==== Information supplied ====
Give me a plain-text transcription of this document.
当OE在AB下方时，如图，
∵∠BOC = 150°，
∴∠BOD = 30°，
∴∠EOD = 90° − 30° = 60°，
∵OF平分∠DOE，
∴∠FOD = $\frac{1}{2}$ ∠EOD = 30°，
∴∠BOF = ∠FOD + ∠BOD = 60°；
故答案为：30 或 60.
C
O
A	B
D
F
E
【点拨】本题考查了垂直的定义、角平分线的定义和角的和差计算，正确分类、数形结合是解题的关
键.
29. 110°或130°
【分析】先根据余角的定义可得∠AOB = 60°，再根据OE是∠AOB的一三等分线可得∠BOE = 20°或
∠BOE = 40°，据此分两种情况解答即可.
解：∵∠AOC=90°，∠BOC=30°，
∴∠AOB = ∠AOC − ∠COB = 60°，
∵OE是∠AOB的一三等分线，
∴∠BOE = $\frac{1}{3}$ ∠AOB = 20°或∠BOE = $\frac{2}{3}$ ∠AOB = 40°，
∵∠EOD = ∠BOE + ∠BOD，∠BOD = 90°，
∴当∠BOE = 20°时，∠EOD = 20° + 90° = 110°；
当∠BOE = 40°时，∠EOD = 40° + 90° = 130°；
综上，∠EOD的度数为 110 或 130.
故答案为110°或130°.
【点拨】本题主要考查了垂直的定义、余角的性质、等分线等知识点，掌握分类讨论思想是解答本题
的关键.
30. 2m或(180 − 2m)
====
Exercise:
Write out every line exactly as it stands.

Output below:
Give me a plain-text transcription of this document.
当OE在AB下方时，如图，
∵∠BOC = 150°，
∴∠BOD = 30°，
∴∠EOD = 90° − 30° = 60°，
∵OF平分∠DOE，
∴∠FOD = $\frac{1}{2}$ ∠EOD = 30°，
∴∠BOF = ∠FOD + ∠BOD = 60°；
故答案为：30 或 60.
C
O
A	B
D
F
E
【点拨】本题考查了垂直的定义、角平分线的定义和角的和差计算，正确分类、数形结合是解题的关
键.
29. 110°或130°
【分析】先根据余角的定义可得∠AOB = 60°，再根据OE是∠AOB的一三等分线可得∠BOE = 20°或
∠BOE = 40°，据此分两种情况解答即可.
解：∵∠AOC=90°，∠BOC=30°，
∴∠AOB = ∠AOC − ∠COB = 60°，
∵OE是∠AOB的一三等分线，
∴∠BOE = $\frac{1}{3}$ ∠AOB = 20°或∠BOE = $\frac{2}{3}$ ∠AOB = 40°，
∵∠EOD = ∠BOE + ∠BOD，∠BOD = 90°，
∴当∠BOE = 20°时，∠EOD = 20° + 90° = 110°；
当∠BOE = 40°时，∠EOD = 40° + 90° = 130°；
综上，∠EOD的度数为 110 或 130.
故答案为110°或130°.
【点拨】本题主要考查了垂直的定义、余角的性质、等分线等知识点，掌握分类讨论思想是解答本题
的关键.
30. 2m或(180 − 2m)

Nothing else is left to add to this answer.